Repeat, exactly and completely, the entries shown underneath.

--- GIVEN ENTRIES ---

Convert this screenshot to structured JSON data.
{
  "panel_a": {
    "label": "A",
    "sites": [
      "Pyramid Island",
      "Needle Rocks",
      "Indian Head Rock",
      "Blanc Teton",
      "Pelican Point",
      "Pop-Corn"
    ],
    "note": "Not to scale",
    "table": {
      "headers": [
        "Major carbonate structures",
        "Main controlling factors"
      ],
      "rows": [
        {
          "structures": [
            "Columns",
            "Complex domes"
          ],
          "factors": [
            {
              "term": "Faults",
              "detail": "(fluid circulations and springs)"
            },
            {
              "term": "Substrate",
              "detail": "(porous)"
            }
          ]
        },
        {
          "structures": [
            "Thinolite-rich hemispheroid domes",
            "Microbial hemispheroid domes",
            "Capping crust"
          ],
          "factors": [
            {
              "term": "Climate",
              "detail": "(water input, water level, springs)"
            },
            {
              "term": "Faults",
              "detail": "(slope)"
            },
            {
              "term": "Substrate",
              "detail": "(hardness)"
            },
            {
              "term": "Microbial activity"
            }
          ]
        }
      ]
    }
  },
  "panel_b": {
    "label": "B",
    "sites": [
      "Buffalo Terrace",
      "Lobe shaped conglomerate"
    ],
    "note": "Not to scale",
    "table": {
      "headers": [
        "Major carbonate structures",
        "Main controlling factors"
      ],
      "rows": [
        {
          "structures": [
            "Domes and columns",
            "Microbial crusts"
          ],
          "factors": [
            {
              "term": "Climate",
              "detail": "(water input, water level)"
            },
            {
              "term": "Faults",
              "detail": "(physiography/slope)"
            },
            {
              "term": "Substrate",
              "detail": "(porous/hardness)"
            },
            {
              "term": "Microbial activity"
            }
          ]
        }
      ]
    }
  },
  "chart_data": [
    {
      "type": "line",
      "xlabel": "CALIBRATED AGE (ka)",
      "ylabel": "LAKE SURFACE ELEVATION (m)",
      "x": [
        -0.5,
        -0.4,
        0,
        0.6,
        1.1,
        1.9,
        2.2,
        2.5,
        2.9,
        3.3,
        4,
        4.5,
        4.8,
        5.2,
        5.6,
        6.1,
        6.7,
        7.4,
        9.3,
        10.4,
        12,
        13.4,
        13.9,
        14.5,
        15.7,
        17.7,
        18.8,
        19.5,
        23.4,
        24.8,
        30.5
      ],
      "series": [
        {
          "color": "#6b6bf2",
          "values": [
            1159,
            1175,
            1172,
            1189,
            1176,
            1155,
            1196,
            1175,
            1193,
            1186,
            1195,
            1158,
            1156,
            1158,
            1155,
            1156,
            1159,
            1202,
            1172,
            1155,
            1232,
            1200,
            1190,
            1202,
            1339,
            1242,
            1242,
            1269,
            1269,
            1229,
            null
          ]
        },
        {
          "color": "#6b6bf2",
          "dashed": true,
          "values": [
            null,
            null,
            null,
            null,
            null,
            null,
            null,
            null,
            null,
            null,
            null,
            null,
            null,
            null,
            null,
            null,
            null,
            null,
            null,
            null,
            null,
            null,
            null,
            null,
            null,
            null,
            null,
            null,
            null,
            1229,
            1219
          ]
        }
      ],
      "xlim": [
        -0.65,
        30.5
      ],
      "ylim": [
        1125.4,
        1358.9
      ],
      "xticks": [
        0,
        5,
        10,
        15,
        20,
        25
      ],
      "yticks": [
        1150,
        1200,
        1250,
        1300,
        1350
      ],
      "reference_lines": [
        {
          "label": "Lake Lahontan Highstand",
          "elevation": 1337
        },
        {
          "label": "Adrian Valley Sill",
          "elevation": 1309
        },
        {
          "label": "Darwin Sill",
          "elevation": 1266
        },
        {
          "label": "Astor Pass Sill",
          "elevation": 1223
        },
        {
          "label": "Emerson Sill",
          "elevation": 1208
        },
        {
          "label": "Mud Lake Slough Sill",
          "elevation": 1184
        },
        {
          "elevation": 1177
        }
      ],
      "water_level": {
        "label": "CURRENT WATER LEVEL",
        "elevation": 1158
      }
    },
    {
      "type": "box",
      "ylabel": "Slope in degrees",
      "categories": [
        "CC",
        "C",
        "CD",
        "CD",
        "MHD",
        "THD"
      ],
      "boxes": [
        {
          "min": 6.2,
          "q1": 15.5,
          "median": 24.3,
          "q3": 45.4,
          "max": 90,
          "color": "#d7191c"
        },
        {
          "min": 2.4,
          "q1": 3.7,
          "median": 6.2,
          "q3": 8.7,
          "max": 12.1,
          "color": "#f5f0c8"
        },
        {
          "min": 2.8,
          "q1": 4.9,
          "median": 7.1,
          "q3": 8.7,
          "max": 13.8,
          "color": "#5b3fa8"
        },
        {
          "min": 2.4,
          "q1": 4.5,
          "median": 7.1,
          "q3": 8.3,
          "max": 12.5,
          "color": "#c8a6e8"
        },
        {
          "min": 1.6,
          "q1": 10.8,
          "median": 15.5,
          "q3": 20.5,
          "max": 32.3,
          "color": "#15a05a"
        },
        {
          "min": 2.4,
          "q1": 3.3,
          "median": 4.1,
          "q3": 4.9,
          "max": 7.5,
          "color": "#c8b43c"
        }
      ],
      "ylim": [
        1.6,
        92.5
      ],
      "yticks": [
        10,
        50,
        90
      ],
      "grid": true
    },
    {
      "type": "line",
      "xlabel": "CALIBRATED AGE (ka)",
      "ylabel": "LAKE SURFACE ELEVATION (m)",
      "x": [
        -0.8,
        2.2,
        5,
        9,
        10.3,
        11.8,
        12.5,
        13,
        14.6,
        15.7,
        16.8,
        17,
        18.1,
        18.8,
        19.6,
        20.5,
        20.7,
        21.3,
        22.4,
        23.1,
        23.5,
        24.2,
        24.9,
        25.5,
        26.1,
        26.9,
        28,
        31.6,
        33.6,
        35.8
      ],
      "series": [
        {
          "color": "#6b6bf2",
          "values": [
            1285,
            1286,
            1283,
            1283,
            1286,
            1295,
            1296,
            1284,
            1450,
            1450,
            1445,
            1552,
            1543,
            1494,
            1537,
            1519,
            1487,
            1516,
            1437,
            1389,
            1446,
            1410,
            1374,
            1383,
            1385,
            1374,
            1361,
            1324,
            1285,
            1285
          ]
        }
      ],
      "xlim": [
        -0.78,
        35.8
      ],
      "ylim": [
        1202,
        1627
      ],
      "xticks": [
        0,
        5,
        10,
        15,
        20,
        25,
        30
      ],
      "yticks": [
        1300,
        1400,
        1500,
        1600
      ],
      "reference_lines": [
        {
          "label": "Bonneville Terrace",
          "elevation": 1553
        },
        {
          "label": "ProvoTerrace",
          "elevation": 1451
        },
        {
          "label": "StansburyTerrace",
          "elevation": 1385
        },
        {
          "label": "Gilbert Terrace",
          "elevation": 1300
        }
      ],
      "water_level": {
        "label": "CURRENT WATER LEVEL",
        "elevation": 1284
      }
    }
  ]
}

---

WRITTEN RESPONSE –
Convert this screenshot to structured JSON data.
{
  "panel_a": {
    "label": "A",
    "sites": [
      "Pyramid Island",
      "Needle Rocks",
      "Indian Head Rock",
      "Blanc Teton",
      "Pelican Point",
      "Pop-Corn"
    ],
    "note": "Not to scale",
    "table": {
      "headers": [
        "Major carbonate structures",
        "Main controlling factors"
      ],
      "rows": [
        {
          "structures": [
            "Columns",
            "Complex domes"
          ],
          "factors": [
            {
              "term": "Faults",
              "detail": "(fluid circulations and springs)"
            },
            {
              "term": "Substrate",
              "detail": "(porous)"
            }
          ]
        },
        {
          "structures": [
            "Thinolite-rich hemispheroid domes",
            "Microbial hemispheroid domes",
            "Capping crust"
          ],
          "factors": [
            {
              "term": "Climate",
              "detail": "(water input, water level, springs)"
            },
            {
              "term": "Faults",
              "detail": "(slope)"
            },
            {
              "term": "Substrate",
              "detail": "(hardness)"
            },
            {
              "term": "Microbial activity"
            }
          ]
        }
      ]
    }
  },
  "panel_b": {
    "label": "B",
    "sites": [
      "Buffalo Terrace",
      "Lobe shaped conglomerate"
    ],
    "note": "Not to scale",
    "table": {
      "headers": [
        "Major carbonate structures",
        "Main controlling factors"
      ],
      "rows": [
        {
          "structures": [
            "Domes and columns",
            "Microbial crusts"
          ],
          "factors": [
            {
              "term": "Climate",
              "detail": "(water input, water level)"
            },
            {
              "term": "Faults",
              "detail": "(physiography/slope)"
            },
            {
              "term": "Substrate",
              "detail": "(porous/hardness)"
            },
            {
              "term": "Microbial activity"
            }
          ]
        }
      ]
    }
  },
  "chart_data": [
    {
      "type": "line",
      "xlabel": "CALIBRATED AGE (ka)",
      "ylabel": "LAKE SURFACE ELEVATION (m)",
      "x": [
        -0.5,
        -0.4,
        0,
        0.6,
        1.1,
        1.9,
        2.2,
        2.5,
        2.9,
        3.3,
        4,
        4.5,
        4.8,
        5.2,
        5.6,
        6.1,
        6.7,
        7.4,
        9.3,
        10.4,
        12,
        13.4,
        13.9,
        14.5,
        15.7,
        17.7,
        18.8,
        19.5,
        23.4,
        24.8,
        30.5
      ],
      "series": [
        {
          "color": "#6b6bf2",
          "values": [
            1159,
            1175,
            1172,
            1189,
            1176,
            1155,
            1196,
            1175,
            1193,
            1186,
            1195,
            1158,
            1156,
            1158,
            1155,
            1156,
            1159,
            1202,
            1172,
            1155,
            1232,
            1200,
            1190,
            1202,
            1339,
            1242,
            1242,
            1269,
            1269,
            1229,
            null
          ]
        },
        {
          "color": "#6b6bf2",
          "dashed": true,
          "values": [
            null,
            null,
            null,
            null,
            null,
            null,
            null,
            null,
            null,
            null,
            null,
            null,
            null,
            null,
            null,
            null,
            null,
            null,
            null,
            null,
            null,
            null,
            null,
            null,
            null,
            null,
            null,
            null,
            null,
            1229,
            1219
          ]
        }
      ],
      "xlim": [
        -0.65,
        30.5
      ],
      "ylim": [
        1125.4,
        1358.9
      ],
      "xticks": [
        0,
        5,
        10,
        15,
        20,
        25
      ],
      "yticks": [
        1150,
        1200,
        1250,
        1300,
        1350
      ],
      "reference_lines": [
        {
          "label": "Lake Lahontan Highstand",
          "elevation": 1337
        },
        {
          "label": "Adrian Valley Sill",
          "elevation": 1309
        },
        {
          "label": "Darwin Sill",
          "elevation": 1266
        },
        {
          "label": "Astor Pass Sill",
          "elevation": 1223
        },
        {
          "label": "Emerson Sill",
          "elevation": 1208
        },
        {
          "label": "Mud Lake Slough Sill",
          "elevation": 1184
        },
        {
          "elevation": 1177
        }
      ],
      "water_level": {
        "label": "CURRENT WATER LEVEL",
        "elevation": 1158
      }
    },
    {
      "type": "box",
      "ylabel": "Slope in degrees",
      "categories": [
        "CC",
        "C",
        "CD",
        "CD",
        "MHD",
        "THD"
      ],
      "boxes": [
        {
          "min": 6.2,
          "q1": 15.5,
          "median": 24.3,
          "q3": 45.4,
          "max": 90,
          "color": "#d7191c"
        },
        {
          "min": 2.4,
          "q1": 3.7,
          "median": 6.2,
          "q3": 8.7,
          "max": 12.1,
          "color": "#f5f0c8"
        },
        {
          "min": 2.8,
          "q1": 4.9,
          "median": 7.1,
          "q3": 8.7,
          "max": 13.8,
          "color": "#5b3fa8"
        },
        {
          "min": 2.4,
          "q1": 4.5,
          "median": 7.1,
          "q3": 8.3,
          "max": 12.5,
          "color": "#c8a6e8"
        },
        {
          "min": 1.6,
          "q1": 10.8,
          "median": 15.5,
          "q3": 20.5,
          "max": 32.3,
          "color": "#15a05a"
        },
        {
          "min": 2.4,
          "q1": 3.3,
          "median": 4.1,
          "q3": 4.9,
          "max": 7.5,
          "color": "#c8b43c"
        }
      ],
      "ylim": [
        1.6,
        92.5
      ],
      "yticks": [
        10,
        50,
        90
      ],
      "grid": true
    },
    {
      "type": "line",
      "xlabel": "CALIBRATED AGE (ka)",
      "ylabel": "LAKE SURFACE ELEVATION (m)",
      "x": [
        -0.8,
        2.2,
        5,
        9,
        10.3,
        11.8,
        12.5,
        13,
        14.6,
        15.7,
        16.8,
        17,
        18.1,
        18.8,
        19.6,
        20.5,
        20.7,
        21.3,
        22.4,
        23.1,
        23.5,
        24.2,
        24.9,
        25.5,
        26.1,
        26.9,
        28,
        31.6,
        33.6,
        35.8
      ],
      "series": [
        {
          "color": "#6b6bf2",
          "values": [
            1285,
            1286,
            1283,
            1283,
            1286,
            1295,
            1296,
            1284,
            1450,
            1450,
            1445,
            1552,
            1543,
            1494,
            1537,
            1519,
            1487,
            1516,
            1437,
            1389,
            1446,
            1410,
            1374,
            1383,
            1385,
            1374,
            1361,
            1324,
            1285,
            1285
          ]
        }
      ],
      "xlim": [
        -0.78,
        35.8
      ],
      "ylim": [
        1202,
        1627
      ],
      "xticks": [
        0,
        5,
        10,
        15,
        20,
        25,
        30
      ],
      "yticks": [
        1300,
        1400,
        1500,
        1600
      ],
      "reference_lines": [
        {
          "label": "Bonneville Terrace",
          "elevation": 1553
        },
        {
          "label": "ProvoTerrace",
          "elevation": 1451
        },
        {
          "label": "StansburyTerrace",
          "elevation": 1385
        },
        {
          "label": "Gilbert Terrace",
          "elevation": 1300
        }
      ],
      "water_level": {
        "label": "CURRENT WATER LEVEL",
        "elevation": 1284
      }
    }
  ]
}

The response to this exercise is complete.